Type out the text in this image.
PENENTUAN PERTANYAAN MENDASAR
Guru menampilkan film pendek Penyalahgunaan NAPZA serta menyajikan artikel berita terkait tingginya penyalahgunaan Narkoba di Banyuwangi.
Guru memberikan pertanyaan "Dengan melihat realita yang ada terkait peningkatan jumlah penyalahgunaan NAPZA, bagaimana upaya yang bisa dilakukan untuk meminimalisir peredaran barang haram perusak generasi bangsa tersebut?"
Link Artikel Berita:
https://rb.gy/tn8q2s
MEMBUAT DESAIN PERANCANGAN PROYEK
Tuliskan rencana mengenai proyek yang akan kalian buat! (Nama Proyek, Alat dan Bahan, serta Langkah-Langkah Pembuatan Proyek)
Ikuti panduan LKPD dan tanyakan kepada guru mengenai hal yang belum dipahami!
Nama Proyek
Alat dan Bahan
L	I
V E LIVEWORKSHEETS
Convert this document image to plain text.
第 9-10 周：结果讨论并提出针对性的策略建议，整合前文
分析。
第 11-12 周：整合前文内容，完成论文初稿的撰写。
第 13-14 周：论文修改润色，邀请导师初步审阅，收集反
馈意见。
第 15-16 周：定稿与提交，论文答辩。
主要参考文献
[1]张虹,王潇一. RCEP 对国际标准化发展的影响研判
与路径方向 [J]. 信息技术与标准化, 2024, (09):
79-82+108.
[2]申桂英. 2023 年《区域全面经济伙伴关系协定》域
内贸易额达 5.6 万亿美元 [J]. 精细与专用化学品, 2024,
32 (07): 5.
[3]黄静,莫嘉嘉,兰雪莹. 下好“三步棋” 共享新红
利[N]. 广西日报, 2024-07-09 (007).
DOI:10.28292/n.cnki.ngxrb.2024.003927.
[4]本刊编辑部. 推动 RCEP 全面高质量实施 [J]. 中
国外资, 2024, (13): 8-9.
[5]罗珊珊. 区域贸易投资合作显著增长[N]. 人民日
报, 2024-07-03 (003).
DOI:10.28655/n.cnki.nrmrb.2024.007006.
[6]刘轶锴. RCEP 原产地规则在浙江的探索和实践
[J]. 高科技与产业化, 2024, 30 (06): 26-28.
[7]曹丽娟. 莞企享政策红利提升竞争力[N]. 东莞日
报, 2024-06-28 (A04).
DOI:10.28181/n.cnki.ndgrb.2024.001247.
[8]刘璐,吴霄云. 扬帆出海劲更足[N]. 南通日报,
####################
- _GIVEN EXERCISE_: Exactly reproduce every line of the data above.

- _SOLVED EXERCISE_:
Type out the text in this image.
PENENTUAN PERTANYAAN MENDASAR
Guru menampilkan film pendek Penyalahgunaan NAPZA serta menyajikan artikel berita terkait tingginya penyalahgunaan Narkoba di Banyuwangi.
Guru memberikan pertanyaan "Dengan melihat realita yang ada terkait peningkatan jumlah penyalahgunaan NAPZA, bagaimana upaya yang bisa dilakukan untuk meminimalisir peredaran barang haram perusak generasi bangsa tersebut?"
Link Artikel Berita:
https://rb.gy/tn8q2s
MEMBUAT DESAIN PERANCANGAN PROYEK
Tuliskan rencana mengenai proyek yang akan kalian buat! (Nama Proyek, Alat dan Bahan, serta Langkah-Langkah Pembuatan Proyek)
Ikuti panduan LKPD dan tanyakan kepada guru mengenai hal yang belum dipahami!
Nama Proyek
Alat dan Bahan
L	I
V E LIVEWORKSHEETS
Convert this document image to plain text.
第 9-10 周：结果讨论并提出针对性的策略建议，整合前文
分析。
第 11-12 周：整合前文内容，完成论文初稿的撰写。
第 13-14 周：论文修改润色，邀请导师初步审阅，收集反
馈意见。
第 15-16 周：定稿与提交，论文答辩。
主要参考文献
[1]张虹,王潇一. RCEP 对国际标准化发展的影响研判
与路径方向 [J]. 信息技术与标准化, 2024, (09):
79-82+108.
[2]申桂英. 2023 年《区域全面经济伙伴关系协定》域
内贸易额达 5.6 万亿美元 [J]. 精细与专用化学品, 2024,
32 (07): 5.
[3]黄静,莫嘉嘉,兰雪莹. 下好“三步棋” 共享新红
利[N]. 广西日报, 2024-07-09 (007).
DOI:10.28292/n.cnki.ngxrb.2024.003927.
[4]本刊编辑部. 推动 RCEP 全面高质量实施 [J]. 中
国外资, 2024, (13): 8-9.
[5]罗珊珊. 区域贸易投资合作显著增长[N]. 人民日
报, 2024-07-03 (003).
DOI:10.28655/n.cnki.nrmrb.2024.007006.
[6]刘轶锴. RCEP 原产地规则在浙江的探索和实践
[J]. 高科技与产业化, 2024, 30 (06): 26-28.
[7]曹丽娟. 莞企享政策红利提升竞争力[N]. 东莞日
报, 2024-06-28 (A04).
DOI:10.28181/n.cnki.ndgrb.2024.001247.
[8]刘璐,吴霄云. 扬帆出海劲更足[N]. 南通日报,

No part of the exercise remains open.